• [Data provided]:
________________________
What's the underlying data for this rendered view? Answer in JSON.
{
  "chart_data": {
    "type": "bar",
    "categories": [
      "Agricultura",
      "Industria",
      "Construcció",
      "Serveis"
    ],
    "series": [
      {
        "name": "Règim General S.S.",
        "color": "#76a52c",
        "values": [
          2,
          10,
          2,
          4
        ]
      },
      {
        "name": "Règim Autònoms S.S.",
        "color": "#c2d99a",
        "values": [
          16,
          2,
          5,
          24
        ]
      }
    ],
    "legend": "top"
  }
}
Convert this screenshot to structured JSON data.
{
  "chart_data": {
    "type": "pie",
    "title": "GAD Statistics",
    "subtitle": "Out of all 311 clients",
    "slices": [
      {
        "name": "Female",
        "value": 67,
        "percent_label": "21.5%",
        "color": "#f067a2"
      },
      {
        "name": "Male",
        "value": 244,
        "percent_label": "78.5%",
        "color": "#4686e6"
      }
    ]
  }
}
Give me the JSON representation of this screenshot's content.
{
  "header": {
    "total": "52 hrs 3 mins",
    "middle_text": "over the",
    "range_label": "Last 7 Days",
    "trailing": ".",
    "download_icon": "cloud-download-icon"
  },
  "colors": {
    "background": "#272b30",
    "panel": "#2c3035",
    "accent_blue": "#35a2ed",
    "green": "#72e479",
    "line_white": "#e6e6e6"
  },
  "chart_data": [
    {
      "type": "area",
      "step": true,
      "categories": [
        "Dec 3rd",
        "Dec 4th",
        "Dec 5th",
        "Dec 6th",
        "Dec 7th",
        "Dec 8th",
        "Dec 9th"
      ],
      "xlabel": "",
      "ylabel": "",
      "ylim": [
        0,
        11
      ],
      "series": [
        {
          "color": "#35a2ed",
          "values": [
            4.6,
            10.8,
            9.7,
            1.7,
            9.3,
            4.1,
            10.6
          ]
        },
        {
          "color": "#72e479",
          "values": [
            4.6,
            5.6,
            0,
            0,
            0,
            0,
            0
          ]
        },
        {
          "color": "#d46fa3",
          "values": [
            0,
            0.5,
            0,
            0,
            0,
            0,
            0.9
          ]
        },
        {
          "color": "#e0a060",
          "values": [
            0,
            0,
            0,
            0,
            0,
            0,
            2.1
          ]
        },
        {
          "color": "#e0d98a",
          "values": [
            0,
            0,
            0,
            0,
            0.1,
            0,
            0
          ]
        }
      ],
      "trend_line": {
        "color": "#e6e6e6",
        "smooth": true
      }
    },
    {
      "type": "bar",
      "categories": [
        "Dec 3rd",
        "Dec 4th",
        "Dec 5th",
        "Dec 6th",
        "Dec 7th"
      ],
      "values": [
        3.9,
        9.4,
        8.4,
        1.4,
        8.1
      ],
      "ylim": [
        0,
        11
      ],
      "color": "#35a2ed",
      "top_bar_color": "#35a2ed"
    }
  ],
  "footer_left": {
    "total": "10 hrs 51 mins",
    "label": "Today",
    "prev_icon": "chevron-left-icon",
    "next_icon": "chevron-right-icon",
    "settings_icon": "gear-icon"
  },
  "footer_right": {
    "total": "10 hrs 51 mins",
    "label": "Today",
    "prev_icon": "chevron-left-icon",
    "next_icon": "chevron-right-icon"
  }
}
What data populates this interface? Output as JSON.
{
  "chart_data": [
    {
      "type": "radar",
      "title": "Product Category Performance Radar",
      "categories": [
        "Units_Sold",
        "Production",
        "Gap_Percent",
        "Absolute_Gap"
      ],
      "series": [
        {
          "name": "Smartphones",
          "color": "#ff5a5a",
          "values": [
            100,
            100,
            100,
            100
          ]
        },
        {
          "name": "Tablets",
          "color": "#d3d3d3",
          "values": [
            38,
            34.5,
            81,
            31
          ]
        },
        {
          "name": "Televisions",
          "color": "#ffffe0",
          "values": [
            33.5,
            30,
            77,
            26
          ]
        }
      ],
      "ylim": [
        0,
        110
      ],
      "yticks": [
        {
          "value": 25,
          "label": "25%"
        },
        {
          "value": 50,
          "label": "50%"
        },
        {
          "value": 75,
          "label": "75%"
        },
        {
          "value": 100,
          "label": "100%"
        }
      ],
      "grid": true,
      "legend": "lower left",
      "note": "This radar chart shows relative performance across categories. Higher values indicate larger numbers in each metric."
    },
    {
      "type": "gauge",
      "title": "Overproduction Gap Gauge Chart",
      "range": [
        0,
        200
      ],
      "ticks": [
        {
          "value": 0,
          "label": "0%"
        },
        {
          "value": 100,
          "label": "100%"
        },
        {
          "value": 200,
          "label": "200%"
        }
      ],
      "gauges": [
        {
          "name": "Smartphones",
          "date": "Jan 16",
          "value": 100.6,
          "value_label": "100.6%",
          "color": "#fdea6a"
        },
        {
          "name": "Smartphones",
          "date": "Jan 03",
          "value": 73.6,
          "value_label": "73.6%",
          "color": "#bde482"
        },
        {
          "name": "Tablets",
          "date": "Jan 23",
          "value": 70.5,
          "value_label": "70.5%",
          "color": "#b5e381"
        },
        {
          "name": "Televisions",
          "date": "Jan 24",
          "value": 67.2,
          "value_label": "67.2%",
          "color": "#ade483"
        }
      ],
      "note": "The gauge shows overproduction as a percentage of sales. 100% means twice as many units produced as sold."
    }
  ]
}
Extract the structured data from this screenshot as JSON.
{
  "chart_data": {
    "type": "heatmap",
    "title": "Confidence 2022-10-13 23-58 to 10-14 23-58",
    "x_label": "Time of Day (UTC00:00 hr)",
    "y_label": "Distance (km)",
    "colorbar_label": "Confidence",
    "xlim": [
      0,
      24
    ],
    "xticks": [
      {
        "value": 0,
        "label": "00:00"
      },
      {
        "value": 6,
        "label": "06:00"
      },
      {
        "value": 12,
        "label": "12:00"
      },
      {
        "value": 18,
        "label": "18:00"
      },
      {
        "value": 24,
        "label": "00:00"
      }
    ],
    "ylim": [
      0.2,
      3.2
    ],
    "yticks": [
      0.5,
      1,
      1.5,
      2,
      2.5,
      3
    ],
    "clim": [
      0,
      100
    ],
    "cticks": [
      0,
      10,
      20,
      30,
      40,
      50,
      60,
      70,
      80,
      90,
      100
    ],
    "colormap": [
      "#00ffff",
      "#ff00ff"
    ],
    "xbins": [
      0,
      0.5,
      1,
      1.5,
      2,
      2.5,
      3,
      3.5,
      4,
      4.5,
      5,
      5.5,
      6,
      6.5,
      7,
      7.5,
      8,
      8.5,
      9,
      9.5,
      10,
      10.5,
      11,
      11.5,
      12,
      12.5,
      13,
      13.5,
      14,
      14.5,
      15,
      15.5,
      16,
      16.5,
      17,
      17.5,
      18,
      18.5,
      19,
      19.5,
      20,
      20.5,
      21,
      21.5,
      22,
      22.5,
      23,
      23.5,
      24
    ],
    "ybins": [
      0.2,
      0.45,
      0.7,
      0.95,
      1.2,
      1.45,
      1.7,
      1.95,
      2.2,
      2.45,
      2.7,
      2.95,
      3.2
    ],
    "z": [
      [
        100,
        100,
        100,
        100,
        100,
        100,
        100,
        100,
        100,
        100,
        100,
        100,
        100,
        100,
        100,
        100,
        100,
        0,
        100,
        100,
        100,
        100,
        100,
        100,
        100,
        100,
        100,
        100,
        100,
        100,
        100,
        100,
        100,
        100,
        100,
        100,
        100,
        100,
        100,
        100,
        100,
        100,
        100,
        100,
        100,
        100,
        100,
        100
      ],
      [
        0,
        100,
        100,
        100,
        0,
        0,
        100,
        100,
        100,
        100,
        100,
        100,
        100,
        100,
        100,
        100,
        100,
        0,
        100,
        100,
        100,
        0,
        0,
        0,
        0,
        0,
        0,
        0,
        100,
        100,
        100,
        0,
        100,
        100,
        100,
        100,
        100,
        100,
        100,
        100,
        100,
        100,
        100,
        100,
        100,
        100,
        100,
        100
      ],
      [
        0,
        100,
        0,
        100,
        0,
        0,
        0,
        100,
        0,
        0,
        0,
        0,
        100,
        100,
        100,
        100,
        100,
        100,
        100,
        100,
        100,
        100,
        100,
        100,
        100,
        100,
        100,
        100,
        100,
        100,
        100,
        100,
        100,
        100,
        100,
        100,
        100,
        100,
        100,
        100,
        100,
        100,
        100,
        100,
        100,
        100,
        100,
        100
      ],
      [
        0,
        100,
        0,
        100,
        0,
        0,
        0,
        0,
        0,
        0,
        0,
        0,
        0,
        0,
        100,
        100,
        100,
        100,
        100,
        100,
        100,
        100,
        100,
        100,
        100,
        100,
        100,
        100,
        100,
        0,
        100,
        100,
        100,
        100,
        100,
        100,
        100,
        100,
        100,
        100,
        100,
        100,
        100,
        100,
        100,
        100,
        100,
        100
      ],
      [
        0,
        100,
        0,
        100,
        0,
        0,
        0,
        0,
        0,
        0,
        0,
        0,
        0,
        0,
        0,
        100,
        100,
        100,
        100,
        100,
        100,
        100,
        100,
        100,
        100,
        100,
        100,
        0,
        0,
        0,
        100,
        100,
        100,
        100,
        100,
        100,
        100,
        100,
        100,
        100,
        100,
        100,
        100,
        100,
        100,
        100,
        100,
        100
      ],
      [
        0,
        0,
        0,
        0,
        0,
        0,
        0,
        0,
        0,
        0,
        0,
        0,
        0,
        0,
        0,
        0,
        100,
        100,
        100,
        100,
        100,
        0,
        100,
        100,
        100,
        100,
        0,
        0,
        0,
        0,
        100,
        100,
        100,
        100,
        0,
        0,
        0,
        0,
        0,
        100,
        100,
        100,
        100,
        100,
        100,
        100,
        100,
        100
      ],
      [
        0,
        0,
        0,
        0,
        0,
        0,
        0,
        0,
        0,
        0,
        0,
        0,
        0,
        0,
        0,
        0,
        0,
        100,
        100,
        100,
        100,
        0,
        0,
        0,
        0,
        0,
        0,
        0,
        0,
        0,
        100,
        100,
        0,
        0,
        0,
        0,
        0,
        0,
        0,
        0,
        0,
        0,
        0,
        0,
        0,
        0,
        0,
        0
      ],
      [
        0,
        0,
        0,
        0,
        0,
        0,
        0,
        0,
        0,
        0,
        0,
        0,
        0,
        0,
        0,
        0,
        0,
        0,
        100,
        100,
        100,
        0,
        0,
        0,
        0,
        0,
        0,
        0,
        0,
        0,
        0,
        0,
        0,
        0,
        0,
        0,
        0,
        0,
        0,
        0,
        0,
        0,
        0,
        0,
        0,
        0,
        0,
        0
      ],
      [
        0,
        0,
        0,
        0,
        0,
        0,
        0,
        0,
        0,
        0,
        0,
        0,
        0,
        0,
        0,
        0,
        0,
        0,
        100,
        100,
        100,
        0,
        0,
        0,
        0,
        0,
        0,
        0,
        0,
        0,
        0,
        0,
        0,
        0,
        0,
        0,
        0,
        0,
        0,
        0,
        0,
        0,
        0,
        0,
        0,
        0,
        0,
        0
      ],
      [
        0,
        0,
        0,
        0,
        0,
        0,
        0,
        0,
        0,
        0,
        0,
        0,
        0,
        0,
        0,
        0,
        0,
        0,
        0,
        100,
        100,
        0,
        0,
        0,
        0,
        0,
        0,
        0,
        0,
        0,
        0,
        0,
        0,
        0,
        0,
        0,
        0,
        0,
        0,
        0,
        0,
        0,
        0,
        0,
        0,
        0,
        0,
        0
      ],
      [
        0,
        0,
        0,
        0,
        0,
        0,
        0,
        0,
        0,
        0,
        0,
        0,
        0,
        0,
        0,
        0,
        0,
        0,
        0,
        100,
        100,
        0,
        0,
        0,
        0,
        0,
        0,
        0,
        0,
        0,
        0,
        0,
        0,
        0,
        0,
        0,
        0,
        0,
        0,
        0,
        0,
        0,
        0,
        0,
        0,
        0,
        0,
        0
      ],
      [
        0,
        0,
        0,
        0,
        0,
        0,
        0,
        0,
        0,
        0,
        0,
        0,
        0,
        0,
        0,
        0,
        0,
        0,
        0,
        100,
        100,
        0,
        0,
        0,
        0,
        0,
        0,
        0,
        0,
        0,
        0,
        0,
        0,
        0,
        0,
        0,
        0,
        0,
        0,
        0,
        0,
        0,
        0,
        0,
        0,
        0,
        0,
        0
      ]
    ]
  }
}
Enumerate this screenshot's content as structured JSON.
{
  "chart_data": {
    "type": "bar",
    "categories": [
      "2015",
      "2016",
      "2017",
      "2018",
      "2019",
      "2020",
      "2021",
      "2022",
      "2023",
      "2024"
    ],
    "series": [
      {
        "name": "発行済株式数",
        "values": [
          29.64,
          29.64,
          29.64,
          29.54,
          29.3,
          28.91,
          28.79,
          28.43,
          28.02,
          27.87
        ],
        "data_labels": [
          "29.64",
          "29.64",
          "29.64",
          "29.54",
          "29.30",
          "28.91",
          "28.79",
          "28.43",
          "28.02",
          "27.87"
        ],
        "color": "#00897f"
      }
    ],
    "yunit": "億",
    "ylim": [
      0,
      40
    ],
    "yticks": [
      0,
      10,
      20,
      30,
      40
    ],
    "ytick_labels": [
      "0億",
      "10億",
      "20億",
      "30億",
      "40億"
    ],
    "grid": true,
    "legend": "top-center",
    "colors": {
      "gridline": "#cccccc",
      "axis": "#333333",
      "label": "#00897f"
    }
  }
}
________________________
• [What you need to do]: Search the lines for the string "icon" and copy every line that has it.

• [Expected answer]:
    "download_icon": "cloud-download-icon"
    "prev_icon": "chevron-left-icon",
    "next_icon": "chevron-right-icon",
    "settings_icon": "gear-icon"
    "prev_icon": "chevron-left-icon",
    "next_icon": "chevron-right-icon"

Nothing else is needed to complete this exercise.